■ OBJECTIVE
Answer with one number: how many lines hold the string "conversions".

# # # # # # #

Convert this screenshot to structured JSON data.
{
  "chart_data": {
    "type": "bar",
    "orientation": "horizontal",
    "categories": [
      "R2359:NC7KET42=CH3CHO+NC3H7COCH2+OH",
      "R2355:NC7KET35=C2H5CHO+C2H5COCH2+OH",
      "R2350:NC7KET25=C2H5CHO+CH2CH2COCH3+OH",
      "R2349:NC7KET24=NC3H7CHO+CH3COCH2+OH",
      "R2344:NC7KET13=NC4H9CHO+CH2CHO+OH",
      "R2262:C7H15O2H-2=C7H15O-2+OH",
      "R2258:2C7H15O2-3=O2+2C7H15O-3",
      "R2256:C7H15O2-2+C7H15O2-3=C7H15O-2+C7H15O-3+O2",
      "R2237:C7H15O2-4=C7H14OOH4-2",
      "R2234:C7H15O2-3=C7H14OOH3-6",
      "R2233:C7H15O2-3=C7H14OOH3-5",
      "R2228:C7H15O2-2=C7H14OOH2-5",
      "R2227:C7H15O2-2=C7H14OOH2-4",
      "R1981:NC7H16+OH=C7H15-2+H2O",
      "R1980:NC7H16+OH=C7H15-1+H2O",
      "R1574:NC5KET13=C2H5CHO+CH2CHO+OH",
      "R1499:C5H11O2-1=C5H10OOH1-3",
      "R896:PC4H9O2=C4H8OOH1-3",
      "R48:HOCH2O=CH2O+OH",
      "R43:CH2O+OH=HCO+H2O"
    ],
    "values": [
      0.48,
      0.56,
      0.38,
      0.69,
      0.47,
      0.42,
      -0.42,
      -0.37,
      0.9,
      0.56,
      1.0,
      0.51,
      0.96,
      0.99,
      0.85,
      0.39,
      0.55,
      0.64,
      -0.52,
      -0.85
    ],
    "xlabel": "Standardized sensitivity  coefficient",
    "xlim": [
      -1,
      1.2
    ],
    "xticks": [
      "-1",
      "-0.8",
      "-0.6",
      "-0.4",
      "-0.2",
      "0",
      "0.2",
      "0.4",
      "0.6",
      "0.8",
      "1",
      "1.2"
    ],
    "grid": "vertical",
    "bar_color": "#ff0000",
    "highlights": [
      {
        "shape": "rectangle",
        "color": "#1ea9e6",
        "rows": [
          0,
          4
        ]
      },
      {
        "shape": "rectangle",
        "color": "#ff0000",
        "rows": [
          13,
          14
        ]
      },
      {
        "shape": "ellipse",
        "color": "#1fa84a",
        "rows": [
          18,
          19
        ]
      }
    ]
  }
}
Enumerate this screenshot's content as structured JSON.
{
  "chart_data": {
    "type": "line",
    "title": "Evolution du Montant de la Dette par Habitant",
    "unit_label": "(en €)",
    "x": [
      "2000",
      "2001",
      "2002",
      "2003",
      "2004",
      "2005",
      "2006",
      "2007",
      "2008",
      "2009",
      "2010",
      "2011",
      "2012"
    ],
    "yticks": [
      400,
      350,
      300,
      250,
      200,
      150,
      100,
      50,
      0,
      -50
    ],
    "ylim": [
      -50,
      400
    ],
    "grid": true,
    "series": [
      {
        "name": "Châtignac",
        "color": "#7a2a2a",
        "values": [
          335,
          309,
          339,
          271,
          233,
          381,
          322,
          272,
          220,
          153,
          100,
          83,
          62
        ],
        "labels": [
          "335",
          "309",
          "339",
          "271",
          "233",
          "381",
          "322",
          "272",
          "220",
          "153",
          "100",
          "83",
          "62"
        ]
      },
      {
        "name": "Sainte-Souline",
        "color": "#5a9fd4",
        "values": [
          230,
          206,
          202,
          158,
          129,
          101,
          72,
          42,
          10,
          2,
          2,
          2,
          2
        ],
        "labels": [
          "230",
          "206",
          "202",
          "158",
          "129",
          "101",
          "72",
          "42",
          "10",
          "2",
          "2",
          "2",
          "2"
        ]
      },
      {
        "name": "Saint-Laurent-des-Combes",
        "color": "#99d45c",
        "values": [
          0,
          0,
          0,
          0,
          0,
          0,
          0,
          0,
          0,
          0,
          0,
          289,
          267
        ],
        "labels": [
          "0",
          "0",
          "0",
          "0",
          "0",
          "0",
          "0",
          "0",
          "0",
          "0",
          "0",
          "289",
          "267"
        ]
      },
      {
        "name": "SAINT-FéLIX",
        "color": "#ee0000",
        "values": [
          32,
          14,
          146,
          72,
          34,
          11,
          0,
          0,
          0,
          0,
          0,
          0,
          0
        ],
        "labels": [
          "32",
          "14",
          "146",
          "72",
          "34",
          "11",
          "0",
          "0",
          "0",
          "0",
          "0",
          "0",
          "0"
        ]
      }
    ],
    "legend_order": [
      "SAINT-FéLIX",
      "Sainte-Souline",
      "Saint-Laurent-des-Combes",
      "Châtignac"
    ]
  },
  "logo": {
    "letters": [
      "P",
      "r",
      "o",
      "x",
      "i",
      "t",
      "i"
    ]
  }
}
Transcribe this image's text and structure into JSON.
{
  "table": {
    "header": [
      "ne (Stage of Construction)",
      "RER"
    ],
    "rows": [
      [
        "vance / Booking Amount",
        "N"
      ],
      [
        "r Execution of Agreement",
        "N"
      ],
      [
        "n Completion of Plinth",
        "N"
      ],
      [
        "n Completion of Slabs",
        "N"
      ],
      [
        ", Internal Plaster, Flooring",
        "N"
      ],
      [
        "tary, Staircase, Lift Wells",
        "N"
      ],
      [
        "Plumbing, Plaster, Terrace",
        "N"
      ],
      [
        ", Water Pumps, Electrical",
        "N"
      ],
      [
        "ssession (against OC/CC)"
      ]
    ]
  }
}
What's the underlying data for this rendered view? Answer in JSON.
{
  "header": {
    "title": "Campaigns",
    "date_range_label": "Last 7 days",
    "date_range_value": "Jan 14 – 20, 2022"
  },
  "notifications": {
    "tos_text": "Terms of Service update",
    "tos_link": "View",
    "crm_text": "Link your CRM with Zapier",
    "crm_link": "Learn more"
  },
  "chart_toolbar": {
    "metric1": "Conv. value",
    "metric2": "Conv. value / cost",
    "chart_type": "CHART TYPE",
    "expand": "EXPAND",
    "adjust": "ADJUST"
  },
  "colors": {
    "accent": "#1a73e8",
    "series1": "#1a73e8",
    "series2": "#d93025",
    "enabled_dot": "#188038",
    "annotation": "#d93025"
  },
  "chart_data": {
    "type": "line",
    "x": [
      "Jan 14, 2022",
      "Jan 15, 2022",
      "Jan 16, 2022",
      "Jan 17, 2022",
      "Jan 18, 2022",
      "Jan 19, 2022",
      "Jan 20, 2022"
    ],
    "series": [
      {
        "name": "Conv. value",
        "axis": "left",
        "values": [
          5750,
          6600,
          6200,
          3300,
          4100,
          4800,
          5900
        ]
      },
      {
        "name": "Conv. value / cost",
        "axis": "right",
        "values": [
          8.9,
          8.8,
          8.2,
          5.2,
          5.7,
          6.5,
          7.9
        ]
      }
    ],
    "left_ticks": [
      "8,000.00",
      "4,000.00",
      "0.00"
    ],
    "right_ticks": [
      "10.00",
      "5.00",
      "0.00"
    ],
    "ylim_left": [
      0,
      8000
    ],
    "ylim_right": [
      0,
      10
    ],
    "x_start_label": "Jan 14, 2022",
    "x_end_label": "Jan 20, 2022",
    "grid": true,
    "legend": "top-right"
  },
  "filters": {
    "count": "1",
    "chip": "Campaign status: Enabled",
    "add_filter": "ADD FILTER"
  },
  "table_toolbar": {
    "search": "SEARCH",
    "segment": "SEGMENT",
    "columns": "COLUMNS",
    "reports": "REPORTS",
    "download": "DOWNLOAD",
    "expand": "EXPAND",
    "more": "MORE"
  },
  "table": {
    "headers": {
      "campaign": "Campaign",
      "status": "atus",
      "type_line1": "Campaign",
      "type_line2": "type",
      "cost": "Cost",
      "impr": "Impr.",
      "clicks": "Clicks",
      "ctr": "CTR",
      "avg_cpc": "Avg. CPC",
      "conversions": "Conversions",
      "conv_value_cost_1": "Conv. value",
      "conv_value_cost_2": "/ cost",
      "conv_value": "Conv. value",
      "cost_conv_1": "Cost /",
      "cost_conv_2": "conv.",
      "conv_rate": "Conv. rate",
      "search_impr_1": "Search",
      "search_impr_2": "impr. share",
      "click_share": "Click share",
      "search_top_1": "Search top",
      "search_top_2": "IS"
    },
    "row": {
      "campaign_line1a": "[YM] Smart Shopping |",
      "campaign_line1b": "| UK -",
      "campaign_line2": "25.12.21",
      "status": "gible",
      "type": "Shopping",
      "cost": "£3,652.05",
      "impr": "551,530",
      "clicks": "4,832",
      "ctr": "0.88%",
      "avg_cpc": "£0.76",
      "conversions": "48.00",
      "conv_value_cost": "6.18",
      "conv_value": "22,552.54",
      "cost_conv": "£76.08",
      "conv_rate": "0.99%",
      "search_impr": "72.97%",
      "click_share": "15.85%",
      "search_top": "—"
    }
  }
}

# # # # # # #

■ FULL ANSWER
2